=== WHAT THE EXERCISE ASKS ===
Scan the entries below and report only how many lines contain "docs".

[start]

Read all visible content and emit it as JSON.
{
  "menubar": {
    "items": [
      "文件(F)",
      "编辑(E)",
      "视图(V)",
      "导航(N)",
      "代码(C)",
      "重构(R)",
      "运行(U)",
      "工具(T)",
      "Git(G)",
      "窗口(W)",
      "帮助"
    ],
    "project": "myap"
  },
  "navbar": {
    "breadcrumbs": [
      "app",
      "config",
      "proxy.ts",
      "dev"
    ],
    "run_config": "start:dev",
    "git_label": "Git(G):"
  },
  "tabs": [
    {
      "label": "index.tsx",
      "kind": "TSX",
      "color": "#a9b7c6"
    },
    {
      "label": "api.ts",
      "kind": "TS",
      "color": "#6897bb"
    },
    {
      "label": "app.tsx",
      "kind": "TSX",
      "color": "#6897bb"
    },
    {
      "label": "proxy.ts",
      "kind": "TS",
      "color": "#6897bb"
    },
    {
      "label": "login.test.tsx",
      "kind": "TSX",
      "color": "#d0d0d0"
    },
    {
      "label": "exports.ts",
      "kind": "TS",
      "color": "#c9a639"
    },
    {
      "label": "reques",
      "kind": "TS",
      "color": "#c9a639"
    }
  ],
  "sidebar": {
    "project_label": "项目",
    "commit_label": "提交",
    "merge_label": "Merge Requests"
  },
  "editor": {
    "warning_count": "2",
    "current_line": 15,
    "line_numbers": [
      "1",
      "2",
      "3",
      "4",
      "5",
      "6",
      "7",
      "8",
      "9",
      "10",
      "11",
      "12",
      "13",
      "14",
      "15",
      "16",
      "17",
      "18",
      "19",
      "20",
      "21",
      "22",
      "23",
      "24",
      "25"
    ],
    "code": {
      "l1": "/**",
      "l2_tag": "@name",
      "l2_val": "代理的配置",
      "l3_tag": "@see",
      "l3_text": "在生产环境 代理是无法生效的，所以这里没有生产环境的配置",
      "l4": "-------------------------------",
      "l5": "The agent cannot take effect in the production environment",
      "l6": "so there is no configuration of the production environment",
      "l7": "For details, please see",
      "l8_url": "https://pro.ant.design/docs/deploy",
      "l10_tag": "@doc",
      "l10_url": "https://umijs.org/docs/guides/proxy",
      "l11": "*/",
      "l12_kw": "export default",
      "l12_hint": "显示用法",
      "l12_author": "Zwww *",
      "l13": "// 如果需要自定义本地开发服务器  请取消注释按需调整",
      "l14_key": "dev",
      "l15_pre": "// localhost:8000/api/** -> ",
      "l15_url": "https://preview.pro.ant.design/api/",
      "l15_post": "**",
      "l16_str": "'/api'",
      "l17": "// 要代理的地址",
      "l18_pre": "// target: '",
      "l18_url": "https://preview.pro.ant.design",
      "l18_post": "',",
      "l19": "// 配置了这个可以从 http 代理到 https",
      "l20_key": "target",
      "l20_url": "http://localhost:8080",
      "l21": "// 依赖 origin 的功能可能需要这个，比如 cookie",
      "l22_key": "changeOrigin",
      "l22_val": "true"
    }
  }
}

[end]

=== FULL OUTPUT ===
2